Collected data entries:
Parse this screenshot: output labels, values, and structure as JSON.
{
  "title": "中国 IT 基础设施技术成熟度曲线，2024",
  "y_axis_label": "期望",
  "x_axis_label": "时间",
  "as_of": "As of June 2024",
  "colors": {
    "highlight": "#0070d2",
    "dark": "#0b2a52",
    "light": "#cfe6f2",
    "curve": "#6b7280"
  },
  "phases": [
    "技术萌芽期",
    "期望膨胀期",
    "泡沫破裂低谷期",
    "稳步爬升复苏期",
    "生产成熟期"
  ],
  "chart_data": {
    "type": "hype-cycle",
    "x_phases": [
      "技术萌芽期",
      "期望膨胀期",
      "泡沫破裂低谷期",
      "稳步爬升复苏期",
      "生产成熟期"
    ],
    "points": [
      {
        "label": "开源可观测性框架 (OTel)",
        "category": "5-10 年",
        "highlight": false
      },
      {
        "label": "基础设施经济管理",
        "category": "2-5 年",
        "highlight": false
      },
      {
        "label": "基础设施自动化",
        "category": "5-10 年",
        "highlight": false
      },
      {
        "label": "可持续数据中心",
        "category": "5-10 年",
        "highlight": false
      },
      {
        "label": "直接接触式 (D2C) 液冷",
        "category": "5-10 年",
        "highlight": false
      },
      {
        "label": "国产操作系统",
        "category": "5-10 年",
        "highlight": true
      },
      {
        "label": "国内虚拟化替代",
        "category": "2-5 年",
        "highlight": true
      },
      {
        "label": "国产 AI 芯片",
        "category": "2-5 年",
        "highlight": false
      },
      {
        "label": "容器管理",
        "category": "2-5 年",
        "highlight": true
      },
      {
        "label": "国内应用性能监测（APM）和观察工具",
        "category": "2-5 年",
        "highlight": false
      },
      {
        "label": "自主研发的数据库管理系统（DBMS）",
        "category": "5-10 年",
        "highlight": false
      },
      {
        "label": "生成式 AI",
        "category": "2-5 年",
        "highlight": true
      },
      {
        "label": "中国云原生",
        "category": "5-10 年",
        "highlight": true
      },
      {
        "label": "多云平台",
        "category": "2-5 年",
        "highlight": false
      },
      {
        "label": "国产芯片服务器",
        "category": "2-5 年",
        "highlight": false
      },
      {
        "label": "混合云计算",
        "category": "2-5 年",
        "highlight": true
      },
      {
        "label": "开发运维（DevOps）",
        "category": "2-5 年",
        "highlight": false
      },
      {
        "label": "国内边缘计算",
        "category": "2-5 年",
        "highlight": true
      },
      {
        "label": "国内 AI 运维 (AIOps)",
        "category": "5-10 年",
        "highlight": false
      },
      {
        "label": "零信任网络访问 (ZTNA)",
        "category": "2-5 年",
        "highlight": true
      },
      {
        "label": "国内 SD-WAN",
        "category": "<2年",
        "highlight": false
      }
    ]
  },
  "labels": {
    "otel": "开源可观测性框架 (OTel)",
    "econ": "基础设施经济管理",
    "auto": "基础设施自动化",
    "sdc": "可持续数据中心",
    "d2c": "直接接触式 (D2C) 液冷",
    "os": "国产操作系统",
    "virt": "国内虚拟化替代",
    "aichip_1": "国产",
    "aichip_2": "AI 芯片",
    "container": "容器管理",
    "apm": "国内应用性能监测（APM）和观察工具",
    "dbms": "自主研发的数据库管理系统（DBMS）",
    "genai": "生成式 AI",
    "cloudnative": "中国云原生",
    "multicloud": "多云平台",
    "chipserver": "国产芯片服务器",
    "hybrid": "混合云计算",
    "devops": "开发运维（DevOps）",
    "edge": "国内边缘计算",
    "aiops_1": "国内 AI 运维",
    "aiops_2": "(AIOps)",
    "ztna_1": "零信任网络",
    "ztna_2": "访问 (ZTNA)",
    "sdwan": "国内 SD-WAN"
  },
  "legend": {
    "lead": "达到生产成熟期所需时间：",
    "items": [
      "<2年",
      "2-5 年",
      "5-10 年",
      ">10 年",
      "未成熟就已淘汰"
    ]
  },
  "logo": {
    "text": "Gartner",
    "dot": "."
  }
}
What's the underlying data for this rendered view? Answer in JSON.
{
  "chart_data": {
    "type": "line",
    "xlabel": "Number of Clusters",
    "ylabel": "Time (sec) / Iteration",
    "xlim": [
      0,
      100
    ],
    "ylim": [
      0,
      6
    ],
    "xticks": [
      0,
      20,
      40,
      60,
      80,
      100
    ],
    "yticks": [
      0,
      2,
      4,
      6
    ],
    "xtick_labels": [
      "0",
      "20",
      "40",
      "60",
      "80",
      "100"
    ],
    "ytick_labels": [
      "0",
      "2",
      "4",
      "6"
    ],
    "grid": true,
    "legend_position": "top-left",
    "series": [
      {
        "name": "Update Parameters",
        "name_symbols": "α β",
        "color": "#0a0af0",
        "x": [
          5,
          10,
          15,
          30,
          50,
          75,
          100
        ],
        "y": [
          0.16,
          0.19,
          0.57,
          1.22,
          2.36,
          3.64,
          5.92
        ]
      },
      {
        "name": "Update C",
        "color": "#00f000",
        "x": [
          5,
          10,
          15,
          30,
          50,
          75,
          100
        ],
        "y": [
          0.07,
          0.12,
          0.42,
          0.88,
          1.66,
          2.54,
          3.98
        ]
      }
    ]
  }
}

Task brief:
What is the number of lines in these records that contain "Update"? Reply with the number only.

Solution to the problem:
2